### GIVEN DATA
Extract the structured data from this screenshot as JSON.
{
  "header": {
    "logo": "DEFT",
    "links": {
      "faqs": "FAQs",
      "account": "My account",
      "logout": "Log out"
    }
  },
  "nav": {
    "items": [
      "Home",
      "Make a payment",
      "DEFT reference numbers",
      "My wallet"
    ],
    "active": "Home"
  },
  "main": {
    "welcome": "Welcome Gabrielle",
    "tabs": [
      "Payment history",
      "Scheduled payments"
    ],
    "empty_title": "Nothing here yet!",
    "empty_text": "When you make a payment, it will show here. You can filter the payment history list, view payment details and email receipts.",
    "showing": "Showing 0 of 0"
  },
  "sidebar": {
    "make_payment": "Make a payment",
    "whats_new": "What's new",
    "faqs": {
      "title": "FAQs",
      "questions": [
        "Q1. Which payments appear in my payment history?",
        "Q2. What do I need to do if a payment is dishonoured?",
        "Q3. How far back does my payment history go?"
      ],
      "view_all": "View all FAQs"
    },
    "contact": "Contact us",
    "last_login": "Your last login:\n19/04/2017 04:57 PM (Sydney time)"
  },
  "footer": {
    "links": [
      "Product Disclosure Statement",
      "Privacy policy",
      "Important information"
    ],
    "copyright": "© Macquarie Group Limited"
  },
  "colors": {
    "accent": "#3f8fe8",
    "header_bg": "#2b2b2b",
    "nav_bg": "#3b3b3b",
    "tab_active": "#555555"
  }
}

### YOUR GOAL
Extract the entries above verbatim.

### TASK SOLUTION
Extract the structured data from this screenshot as JSON.
{
  "header": {
    "logo": "DEFT",
    "links": {
      "faqs": "FAQs",
      "account": "My account",
      "logout": "Log out"
    }
  },
  "nav": {
    "items": [
      "Home",
      "Make a payment",
      "DEFT reference numbers",
      "My wallet"
    ],
    "active": "Home"
  },
  "main": {
    "welcome": "Welcome Gabrielle",
    "tabs": [
      "Payment history",
      "Scheduled payments"
    ],
    "empty_title": "Nothing here yet!",
    "empty_text": "When you make a payment, it will show here. You can filter the payment history list, view payment details and email receipts.",
    "showing": "Showing 0 of 0"
  },
  "sidebar": {
    "make_payment": "Make a payment",
    "whats_new": "What's new",
    "faqs": {
      "title": "FAQs",
      "questions": [
        "Q1. Which payments appear in my payment history?",
        "Q2. What do I need to do if a payment is dishonoured?",
        "Q3. How far back does my payment history go?"
      ],
      "view_all": "View all FAQs"
    },
    "contact": "Contact us",
    "last_login": "Your last login:\n19/04/2017 04:57 PM (Sydney time)"
  },
  "footer": {
    "links": [
      "Product Disclosure Statement",
      "Privacy policy",
      "Important information"
    ],
    "copyright": "© Macquarie Group Limited"
  },
  "colors": {
    "accent": "#3f8fe8",
    "header_bg": "#2b2b2b",
    "nav_bg": "#3b3b3b",
    "tab_active": "#555555"
  }
}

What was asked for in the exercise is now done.